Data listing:
• • • • • • •

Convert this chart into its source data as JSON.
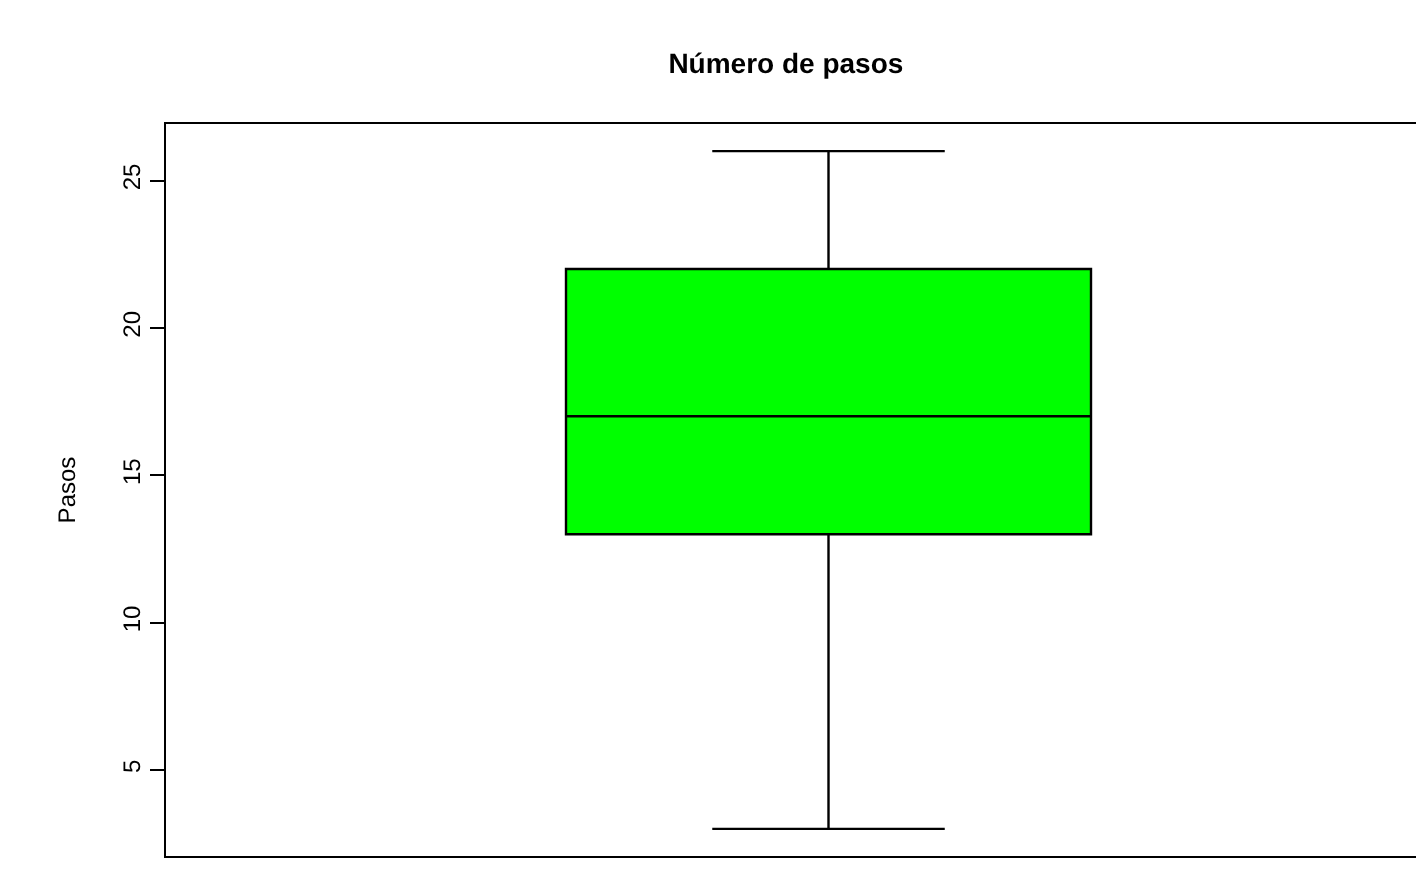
{
  "chart_data": {
    "type": "box",
    "title": "Número de pasos",
    "ylabel": "Pasos",
    "categories": [
      null
    ],
    "series": [
      {
        "color": "#00ff00",
        "boxes": [
          {
            "low": 3,
            "q1": 13,
            "median": 17,
            "q3": 22,
            "high": 26
          }
        ]
      }
    ],
    "ylim": [
      2.08,
      26.92
    ],
    "yticks": [
      5,
      10,
      15,
      20,
      25
    ],
    "grid": false,
    "tick_labels": "y"
  }
}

• • • • • • •

Brief:
All of the lines above should be retyped precisely, apart from the pictures.

Answer below:
Convert this chart into its source data as JSON.
{
  "chart_data": {
    "type": "box",
    "title": "Número de pasos",
    "ylabel": "Pasos",
    "categories": [
      null
    ],
    "series": [
      {
        "color": "#00ff00",
        "boxes": [
          {
            "low": 3,
            "q1": 13,
            "median": 17,
            "q3": 22,
            "high": 26
          }
        ]
      }
    ],
    "ylim": [
      2.08,
      26.92
    ],
    "yticks": [
      5,
      10,
      15,
      20,
      25
    ],
    "grid": false,
    "tick_labels": "y"
  }
}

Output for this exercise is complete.